Your task is to restate the data word for word.

-------- DATA RECORDS

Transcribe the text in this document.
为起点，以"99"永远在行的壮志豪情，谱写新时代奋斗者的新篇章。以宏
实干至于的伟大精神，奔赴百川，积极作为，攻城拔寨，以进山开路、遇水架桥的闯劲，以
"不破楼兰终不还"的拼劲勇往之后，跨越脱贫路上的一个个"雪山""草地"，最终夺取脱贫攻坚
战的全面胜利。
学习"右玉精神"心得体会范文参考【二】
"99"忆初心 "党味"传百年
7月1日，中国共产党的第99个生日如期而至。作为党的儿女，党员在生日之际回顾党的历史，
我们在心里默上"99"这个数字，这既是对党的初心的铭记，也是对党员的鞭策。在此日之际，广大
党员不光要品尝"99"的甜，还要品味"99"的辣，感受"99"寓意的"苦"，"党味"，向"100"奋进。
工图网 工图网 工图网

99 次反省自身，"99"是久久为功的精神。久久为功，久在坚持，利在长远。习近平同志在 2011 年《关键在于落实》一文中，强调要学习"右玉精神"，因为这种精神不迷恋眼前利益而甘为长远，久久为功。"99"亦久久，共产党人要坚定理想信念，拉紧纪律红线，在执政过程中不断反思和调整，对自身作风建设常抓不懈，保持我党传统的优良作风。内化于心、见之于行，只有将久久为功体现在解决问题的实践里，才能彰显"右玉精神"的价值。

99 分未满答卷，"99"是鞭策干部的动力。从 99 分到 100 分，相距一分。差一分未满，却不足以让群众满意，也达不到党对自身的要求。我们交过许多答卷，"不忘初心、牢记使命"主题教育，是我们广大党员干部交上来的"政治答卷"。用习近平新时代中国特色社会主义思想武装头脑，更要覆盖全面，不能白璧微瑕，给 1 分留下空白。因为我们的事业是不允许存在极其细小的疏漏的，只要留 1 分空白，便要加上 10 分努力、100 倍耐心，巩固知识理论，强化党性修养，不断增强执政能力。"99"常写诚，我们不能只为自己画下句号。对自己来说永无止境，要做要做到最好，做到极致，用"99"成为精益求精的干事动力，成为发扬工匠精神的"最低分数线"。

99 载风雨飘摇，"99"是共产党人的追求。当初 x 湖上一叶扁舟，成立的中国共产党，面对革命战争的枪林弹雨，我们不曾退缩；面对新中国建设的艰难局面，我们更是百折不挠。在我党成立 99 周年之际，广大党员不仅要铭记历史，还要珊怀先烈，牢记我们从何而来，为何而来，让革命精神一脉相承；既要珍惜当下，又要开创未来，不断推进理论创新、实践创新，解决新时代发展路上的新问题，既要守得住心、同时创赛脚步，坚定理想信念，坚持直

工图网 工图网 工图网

----------------

* [ANSWER TO THIS PROBLEM]:
Transcribe the text in this document.
为起点，以"99"永远在行的壮志豪情，谱写新时代奋斗者的新篇章。以宏
实干至于的伟大精神，奔赴百川，积极作为，攻城拔寨，以进山开路、遇水架桥的闯劲，以
"不破楼兰终不还"的拼劲勇往之后，跨越脱贫路上的一个个"雪山""草地"，最终夺取脱贫攻坚
战的全面胜利。
学习"右玉精神"心得体会范文参考【二】
"99"忆初心 "党味"传百年
7月1日，中国共产党的第99个生日如期而至。作为党的儿女，党员在生日之际回顾党的历史，
我们在心里默上"99"这个数字，这既是对党的初心的铭记，也是对党员的鞭策。在此日之际，广大
党员不光要品尝"99"的甜，还要品味"99"的辣，感受"99"寓意的"苦"，"党味"，向"100"奋进。
工图网 工图网 工图网

99 次反省自身，"99"是久久为功的精神。久久为功，久在坚持，利在长远。习近平同志在 2011 年《关键在于落实》一文中，强调要学习"右玉精神"，因为这种精神不迷恋眼前利益而甘为长远，久久为功。"99"亦久久，共产党人要坚定理想信念，拉紧纪律红线，在执政过程中不断反思和调整，对自身作风建设常抓不懈，保持我党传统的优良作风。内化于心、见之于行，只有将久久为功体现在解决问题的实践里，才能彰显"右玉精神"的价值。

99 分未满答卷，"99"是鞭策干部的动力。从 99 分到 100 分，相距一分。差一分未满，却不足以让群众满意，也达不到党对自身的要求。我们交过许多答卷，"不忘初心、牢记使命"主题教育，是我们广大党员干部交上来的"政治答卷"。用习近平新时代中国特色社会主义思想武装头脑，更要覆盖全面，不能白璧微瑕，给 1 分留下空白。因为我们的事业是不允许存在极其细小的疏漏的，只要留 1 分空白，便要加上 10 分努力、100 倍耐心，巩固知识理论，强化党性修养，不断增强执政能力。"99"常写诚，我们不能只为自己画下句号。对自己来说永无止境，要做要做到最好，做到极致，用"99"成为精益求精的干事动力，成为发扬工匠精神的"最低分数线"。

99 载风雨飘摇，"99"是共产党人的追求。当初 x 湖上一叶扁舟，成立的中国共产党，面对革命战争的枪林弹雨，我们不曾退缩；面对新中国建设的艰难局面，我们更是百折不挠。在我党成立 99 周年之际，广大党员不仅要铭记历史，还要珊怀先烈，牢记我们从何而来，为何而来，让革命精神一脉相承；既要珍惜当下，又要开创未来，不断推进理论创新、实践创新，解决新时代发展路上的新问题，既要守得住心、同时创赛脚步，坚定理想信念，坚持直

工图网 工图网 工图网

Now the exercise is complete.